#### Passage to read:

*** Block opens ***

Personally,  I wouldn't hesitate to use that filter for a single second.
 1 PPM at a gallon a day drinking water ain't diddly squat especially
diluted into what..6-8 quarts of body fluids? ..and there has to be some
sort of elimination rate even for AgCl.
 How much AgCl actually is absorbed into the blood stream from the
digestive tract...all of it,  or very little of it? [I dunno]
 But in this case for this purpose, the digestive tract is where it all
counts.
 Cooking water is boiled.
 Remove disk and go with getting the crud out to boil up clear but
dangerous water and save the disk for when it's needed for drinking water.
 Plus, with some AgCl floating around  in the tummy with your meals, it
might just get anything that sneaks by even at 1/10 the killing power.
 That might come in handy where there is no refrigeration.
Ode

At 10:01 AM 11/24/2003 -0500, you wrote:
>Reid Harvey wrote:
>
>> Ode,
>> Thanks for all this info.  I woke up struggling with the idea of
>> informing people on the methods of saturating AgCl ceramic water
>> purifiers.  It's incredibly simple to take a common, ceramic candle
>> filter, saturate with silver nitrate, then run water through it.  Then,
>> with the silver chloride disinfectant within the ceramic one ends up
>> with a *highly effective,* and very inexpensive disinfectant against
>> virtually all of the fecal coliform indicators.  The *problem* is that
>> you also get something like 1.0 ppm of silver chloride in the water.
>>
>> Of course, we're still working on silver methods that don't add anything
>> to the water.  But in not reporting the AgCl ceramic purifier wouldn't
>> our priorities be askew?  Each and every day, somewhere in the world,
>> about 4000 people die of the dehydration caused by dysentery, the result
>> of bacteria contaminated water.  It seems a little crazy to deny them so
>> simple an idea as a silver chloride water filter, just because of a
>> remote risk of argyria.
>>
>> Can someone suggest whether or not I should tell people about silver
>> chloride water filters?  I'm presently very indecisive.
>
>Are those who use the filter dark or light skinned?  I don't believe dark
>skinned people can acquire argyria as easily as light skinned, since light
>is necessary and I don't believe it penetrates sufficiently deep in the
>skin. Even so, I am not sure that 1 ppm of silver chloride would cause it
>anyway even in light skinned people.. From what I have read, the
>concentrations of silver must be far more than that.

*** Block closes ***

#### Explore the material:
a) Reproduce the part of the email about silver chloride water filters that begins at the words "1 PPM at a gallon" and stops after the words "the killing power.".
b) According to the email about silver chloride water filters, about how many people die each day of dehydration caused by dysentery?
c) Pick up the email about silver chloride water filters after its final sentence and keep writing.
The records are not needed.

Document structure recognition data
*** Block opens ***

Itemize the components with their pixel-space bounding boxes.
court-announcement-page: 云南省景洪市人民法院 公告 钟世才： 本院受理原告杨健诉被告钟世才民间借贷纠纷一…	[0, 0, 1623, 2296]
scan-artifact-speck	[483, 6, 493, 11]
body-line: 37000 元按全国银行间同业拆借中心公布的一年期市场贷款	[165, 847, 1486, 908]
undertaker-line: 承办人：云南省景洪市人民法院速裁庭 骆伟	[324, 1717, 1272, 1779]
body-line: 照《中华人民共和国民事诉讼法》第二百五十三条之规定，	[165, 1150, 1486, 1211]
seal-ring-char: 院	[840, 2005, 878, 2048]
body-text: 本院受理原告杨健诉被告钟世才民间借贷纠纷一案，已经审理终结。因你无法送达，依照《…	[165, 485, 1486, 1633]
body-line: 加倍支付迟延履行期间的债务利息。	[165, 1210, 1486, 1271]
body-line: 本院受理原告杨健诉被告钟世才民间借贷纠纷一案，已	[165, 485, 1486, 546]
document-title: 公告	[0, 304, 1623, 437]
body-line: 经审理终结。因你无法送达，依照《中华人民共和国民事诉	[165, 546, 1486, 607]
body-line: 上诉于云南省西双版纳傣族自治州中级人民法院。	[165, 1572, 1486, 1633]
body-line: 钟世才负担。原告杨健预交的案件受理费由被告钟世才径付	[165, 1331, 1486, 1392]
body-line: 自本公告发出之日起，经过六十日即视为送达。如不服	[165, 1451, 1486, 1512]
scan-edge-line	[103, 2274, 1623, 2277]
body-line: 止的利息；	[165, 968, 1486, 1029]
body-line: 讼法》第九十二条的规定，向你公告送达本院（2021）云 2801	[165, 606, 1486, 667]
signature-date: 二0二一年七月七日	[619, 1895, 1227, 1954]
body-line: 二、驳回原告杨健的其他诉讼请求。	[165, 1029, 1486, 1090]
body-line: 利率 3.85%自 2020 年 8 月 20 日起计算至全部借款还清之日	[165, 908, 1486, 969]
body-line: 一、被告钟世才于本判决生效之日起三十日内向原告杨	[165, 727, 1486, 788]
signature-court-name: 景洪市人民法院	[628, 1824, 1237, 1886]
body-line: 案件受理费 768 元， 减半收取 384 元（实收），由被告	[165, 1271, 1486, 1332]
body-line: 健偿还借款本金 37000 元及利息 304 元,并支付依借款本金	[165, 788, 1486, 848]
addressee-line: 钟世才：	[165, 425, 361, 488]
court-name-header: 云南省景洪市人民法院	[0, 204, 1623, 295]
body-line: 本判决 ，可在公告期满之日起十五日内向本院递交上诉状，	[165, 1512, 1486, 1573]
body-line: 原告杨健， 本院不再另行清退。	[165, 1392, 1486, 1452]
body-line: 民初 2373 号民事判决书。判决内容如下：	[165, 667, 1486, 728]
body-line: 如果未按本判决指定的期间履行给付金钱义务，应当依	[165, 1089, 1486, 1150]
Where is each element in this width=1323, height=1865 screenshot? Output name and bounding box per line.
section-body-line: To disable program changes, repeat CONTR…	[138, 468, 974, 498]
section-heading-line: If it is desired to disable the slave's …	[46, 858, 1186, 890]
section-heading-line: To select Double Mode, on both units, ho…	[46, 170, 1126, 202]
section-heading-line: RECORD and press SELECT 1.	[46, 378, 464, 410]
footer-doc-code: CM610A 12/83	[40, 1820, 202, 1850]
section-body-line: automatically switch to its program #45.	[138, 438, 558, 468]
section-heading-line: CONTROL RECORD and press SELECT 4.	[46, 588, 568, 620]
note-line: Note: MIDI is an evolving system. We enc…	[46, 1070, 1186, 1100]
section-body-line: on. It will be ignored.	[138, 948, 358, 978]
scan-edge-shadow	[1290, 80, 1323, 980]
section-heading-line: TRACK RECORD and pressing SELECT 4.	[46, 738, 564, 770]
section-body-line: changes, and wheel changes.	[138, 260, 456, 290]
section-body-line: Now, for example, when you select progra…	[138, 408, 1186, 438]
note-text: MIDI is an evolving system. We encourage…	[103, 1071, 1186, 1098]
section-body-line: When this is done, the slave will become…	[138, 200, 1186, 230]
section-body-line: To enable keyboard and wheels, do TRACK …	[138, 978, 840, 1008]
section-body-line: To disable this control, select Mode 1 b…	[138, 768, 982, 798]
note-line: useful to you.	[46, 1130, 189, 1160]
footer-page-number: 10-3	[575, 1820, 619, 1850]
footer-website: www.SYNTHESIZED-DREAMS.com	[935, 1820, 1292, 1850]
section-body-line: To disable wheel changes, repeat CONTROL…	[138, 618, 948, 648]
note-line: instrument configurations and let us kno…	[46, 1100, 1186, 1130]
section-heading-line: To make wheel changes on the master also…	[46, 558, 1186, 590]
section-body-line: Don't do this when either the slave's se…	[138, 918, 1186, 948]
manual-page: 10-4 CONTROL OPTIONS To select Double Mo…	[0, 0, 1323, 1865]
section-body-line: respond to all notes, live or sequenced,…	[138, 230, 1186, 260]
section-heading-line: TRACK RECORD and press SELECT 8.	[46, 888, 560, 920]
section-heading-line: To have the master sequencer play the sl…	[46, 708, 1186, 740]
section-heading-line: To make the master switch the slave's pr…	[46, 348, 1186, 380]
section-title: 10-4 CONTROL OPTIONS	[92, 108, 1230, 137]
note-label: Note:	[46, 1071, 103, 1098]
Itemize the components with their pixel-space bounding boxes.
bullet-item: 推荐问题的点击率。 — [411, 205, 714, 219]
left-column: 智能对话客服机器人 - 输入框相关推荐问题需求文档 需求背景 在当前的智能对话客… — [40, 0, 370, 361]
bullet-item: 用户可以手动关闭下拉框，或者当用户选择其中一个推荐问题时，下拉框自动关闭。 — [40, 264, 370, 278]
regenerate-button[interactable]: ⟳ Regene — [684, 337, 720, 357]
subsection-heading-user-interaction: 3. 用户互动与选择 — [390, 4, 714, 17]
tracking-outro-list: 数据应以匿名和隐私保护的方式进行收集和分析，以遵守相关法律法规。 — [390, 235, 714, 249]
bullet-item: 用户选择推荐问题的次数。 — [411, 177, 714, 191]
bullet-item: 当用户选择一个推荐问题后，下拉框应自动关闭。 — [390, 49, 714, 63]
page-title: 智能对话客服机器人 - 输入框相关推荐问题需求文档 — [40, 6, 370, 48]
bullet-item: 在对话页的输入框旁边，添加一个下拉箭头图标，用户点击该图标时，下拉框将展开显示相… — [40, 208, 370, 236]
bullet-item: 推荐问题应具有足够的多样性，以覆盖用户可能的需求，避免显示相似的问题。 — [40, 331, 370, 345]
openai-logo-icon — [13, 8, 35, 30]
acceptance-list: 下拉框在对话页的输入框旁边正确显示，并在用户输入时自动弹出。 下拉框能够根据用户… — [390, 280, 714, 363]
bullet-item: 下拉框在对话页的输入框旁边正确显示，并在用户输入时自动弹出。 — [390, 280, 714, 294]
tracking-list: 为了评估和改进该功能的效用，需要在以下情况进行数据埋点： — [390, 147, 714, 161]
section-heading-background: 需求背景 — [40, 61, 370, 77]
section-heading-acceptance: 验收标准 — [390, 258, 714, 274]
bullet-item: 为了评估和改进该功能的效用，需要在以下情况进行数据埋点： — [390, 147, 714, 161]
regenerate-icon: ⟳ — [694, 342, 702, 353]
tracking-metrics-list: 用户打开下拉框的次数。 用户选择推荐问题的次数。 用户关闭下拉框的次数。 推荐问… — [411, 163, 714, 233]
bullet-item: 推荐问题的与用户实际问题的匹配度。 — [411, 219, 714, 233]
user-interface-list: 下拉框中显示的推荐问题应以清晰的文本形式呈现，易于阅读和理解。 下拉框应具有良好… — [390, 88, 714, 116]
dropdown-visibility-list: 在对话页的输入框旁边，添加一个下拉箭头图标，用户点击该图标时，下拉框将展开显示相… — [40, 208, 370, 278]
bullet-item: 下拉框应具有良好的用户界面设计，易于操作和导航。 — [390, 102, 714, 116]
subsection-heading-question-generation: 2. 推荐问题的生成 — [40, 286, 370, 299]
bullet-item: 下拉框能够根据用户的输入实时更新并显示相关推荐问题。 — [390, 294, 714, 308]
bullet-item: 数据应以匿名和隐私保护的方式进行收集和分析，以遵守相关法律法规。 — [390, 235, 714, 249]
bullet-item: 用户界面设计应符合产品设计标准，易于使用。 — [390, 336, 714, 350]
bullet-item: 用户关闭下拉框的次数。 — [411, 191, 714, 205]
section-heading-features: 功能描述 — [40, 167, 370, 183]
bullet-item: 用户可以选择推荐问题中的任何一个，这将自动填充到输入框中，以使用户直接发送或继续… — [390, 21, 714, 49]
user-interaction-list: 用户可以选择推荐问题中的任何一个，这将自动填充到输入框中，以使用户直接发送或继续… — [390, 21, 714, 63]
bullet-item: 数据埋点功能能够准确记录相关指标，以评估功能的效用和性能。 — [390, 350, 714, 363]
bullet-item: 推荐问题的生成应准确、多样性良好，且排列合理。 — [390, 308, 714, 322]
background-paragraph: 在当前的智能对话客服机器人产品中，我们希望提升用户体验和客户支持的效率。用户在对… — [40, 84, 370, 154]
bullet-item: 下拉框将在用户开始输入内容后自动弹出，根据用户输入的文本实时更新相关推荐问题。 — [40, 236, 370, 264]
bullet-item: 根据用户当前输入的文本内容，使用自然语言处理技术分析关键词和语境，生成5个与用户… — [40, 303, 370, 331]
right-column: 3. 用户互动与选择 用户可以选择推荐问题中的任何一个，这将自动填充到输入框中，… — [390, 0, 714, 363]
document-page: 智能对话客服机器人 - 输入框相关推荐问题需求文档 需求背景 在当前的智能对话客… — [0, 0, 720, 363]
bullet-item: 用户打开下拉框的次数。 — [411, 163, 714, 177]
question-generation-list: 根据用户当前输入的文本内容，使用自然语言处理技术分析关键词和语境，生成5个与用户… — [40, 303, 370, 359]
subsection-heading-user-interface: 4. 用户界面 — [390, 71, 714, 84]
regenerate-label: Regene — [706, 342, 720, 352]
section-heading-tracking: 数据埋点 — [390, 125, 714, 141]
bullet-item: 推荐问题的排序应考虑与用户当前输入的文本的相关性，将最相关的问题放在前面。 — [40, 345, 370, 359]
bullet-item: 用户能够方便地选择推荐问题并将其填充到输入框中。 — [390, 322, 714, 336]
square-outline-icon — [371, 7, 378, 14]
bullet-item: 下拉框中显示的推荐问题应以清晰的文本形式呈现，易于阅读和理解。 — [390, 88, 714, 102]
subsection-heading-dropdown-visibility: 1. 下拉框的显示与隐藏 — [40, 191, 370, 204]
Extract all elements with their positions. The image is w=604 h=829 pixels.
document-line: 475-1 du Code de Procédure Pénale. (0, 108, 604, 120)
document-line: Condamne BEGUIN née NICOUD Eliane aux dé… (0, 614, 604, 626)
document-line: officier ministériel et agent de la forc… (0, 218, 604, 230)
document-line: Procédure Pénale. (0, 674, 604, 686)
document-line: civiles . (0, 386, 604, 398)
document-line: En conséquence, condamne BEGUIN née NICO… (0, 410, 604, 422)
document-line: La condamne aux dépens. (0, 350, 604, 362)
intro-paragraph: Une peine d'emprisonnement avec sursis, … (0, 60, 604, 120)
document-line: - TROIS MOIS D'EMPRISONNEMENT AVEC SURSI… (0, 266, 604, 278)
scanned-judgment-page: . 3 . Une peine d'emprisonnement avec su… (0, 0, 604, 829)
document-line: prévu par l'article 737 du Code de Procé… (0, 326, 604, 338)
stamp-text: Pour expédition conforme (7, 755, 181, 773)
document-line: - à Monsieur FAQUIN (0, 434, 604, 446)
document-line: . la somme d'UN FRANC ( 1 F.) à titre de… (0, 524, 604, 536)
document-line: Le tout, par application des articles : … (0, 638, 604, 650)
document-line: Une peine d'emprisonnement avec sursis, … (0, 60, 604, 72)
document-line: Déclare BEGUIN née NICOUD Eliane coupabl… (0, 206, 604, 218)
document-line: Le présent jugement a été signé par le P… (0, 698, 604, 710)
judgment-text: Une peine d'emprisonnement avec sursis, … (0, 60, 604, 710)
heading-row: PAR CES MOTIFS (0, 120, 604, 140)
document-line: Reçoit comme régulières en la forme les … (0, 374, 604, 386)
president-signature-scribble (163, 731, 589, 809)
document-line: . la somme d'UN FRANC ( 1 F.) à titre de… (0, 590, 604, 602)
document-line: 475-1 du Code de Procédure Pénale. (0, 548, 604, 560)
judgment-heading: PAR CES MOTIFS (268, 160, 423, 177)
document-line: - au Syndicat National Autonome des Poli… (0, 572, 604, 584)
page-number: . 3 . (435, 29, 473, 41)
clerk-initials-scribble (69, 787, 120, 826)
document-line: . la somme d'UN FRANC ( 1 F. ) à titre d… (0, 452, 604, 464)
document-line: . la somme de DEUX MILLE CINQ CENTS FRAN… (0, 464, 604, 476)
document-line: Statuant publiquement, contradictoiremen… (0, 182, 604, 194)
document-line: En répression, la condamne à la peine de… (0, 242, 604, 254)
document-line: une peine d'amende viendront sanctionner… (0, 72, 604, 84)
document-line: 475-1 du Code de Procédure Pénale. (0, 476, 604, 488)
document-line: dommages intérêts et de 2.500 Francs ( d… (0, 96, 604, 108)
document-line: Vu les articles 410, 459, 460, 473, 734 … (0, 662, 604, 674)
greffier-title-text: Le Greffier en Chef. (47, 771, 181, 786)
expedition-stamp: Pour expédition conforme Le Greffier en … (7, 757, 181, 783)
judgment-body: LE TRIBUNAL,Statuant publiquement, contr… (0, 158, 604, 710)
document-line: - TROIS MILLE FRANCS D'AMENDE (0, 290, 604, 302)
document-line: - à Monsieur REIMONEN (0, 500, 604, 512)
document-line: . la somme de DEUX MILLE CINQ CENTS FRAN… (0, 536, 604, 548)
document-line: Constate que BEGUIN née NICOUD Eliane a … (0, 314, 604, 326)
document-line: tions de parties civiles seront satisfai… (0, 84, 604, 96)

*** Block closes ***

#### Responses in order:
a)
1 PPM at a gallon a day drinking water ain't diddly squat especially
diluted into what..6-8 quarts of body fluids? ..and there has to be some
sort of elimination rate even for AgCl.
 How much AgCl actually is absorbed into the blood stream from the
digestive tract...all of it,  or very little of it? [I dunno]
 But in this case for this purpose, the digestive tract is where it all
counts.
 Cooking water is boiled.
 Remove disk and go with getting the crud out to boil up clear but
dangerous water and save the disk for when it's needed for drinking water.
 Plus, with some AgCl floating around  in the tummy with your meals, it
might just get anything that sneaks by even at 1/10 the killing power.

b) About 4000 people die of it each day.

c)
>
>I believe if that low a concentration of silver chloride could cause
>argyria, we would all be getting it, since it appears that much of the ionic
>portion of what we all drink becomes silver chloride upon contact with
>stomach acid.
>
>If I did tell them I would not call it argyria, they would not know what
>that was. I would only say that extended use could possibly cause darkening
>of the skin for some people and let it go at that.
>
>Marshall
>
>>
>> Reid
>>
>> Ode Coyote wrote:
>>  Gleaned from various sources.. [don't make me look em up!]
>>
>>  Silver chloride is 1/10th as active against micro-organizms as  pure
>> silver at a given PPM in vitro. [ie. it still 'works', just not as well]
>>
>> AgCl is photo reactive.
>> It's not very soluable in water and may lead to turning blue if used
>> extensively and other paramters are present.
>>  It's not all that toxic but somewhat more so than pure silver.
>>  It may form a particle that's too big to stay suspended in water and
>> you
>> might have to shake the bottle up.
>> [If it's that big and not very soluable, seems to me that it'll just
>> pass
>> on through and not do much of anything]
>>
>>  It might form  in the body  from ionic silver anyway [even then
>> different
>> particle sizes forming may have various effects..no clue as to the
>> particulars], or it's formation prevented or partially prevented by
>> metallo
>> protein transport.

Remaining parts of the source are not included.